→ **EXERCISE**
Without the images, print all the entries below exactly as given.

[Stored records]

══════════════════════════════

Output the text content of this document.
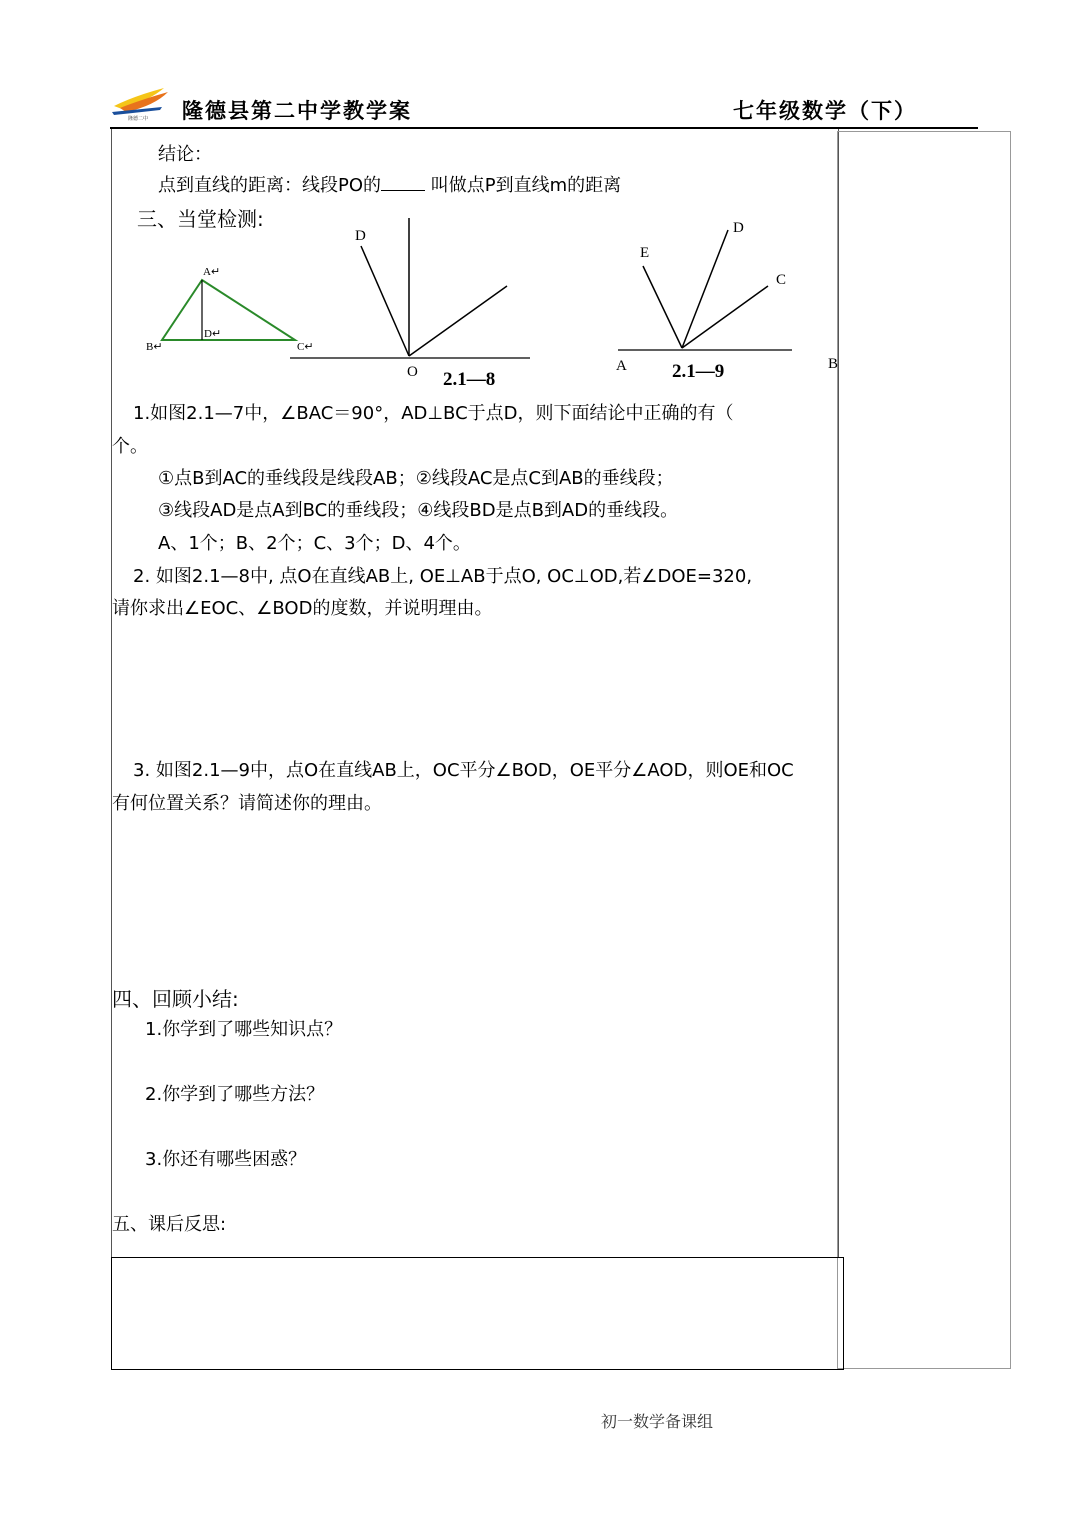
隆德二中 隆德县第二中学教学案	七年级数学（下）
结论：
点到直线的距离：线段PO的	叫做点P到直线m的距离
三、当堂检测:
A↵
B↵
D↵
C↵
D
O 2.1—8
E
D
C
A	B
2.1—9
1.如图2.1—7中，∠BAC＝90°，AD⊥BC于点D，则下面结论中正确的有（
个。
①点B到AC的垂线段是线段AB；②线段AC是点C到AB的垂线段；
③线段AD是点A到BC的垂线段；④线段BD是点B到AD的垂线段。
A、1个；B、2个；C、3个；D、4个。
2. 如图2.1—8中, 点O在直线AB上, OE⊥AB于点O, OC⊥OD,若∠DOE=320,
请你求出∠EOC、∠BOD的度数，并说明理由。
3. 如图2.1—9中，点O在直线AB上，OC平分∠BOD，OE平分∠AOD，则OE和OC
有何位置关系？请简述你的理由。
四、回顾小结:
1.你学到了哪些知识点？
2.你学到了哪些方法？
3.你还有哪些困惑？
五、课后反思:
初一数学备课组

══════════════════════════════

→ **RESULT OF THIS TASK**
Output the text content of this document.
隆德二中 隆德县第二中学教学案	七年级数学（下）
结论：
点到直线的距离：线段PO的	叫做点P到直线m的距离
三、当堂检测:
A↵
B↵
D↵
C↵
D
O 2.1—8
E
D
C
A	B
2.1—9
1.如图2.1—7中，∠BAC＝90°，AD⊥BC于点D，则下面结论中正确的有（
个。
①点B到AC的垂线段是线段AB；②线段AC是点C到AB的垂线段；
③线段AD是点A到BC的垂线段；④线段BD是点B到AD的垂线段。
A、1个；B、2个；C、3个；D、4个。
2. 如图2.1—8中, 点O在直线AB上, OE⊥AB于点O, OC⊥OD,若∠DOE=320,
请你求出∠EOC、∠BOD的度数，并说明理由。
3. 如图2.1—9中，点O在直线AB上，OC平分∠BOD，OE平分∠AOD，则OE和OC
有何位置关系？请简述你的理由。
四、回顾小结:
1.你学到了哪些知识点？
2.你学到了哪些方法？
3.你还有哪些困惑？
五、课后反思:
初一数学备课组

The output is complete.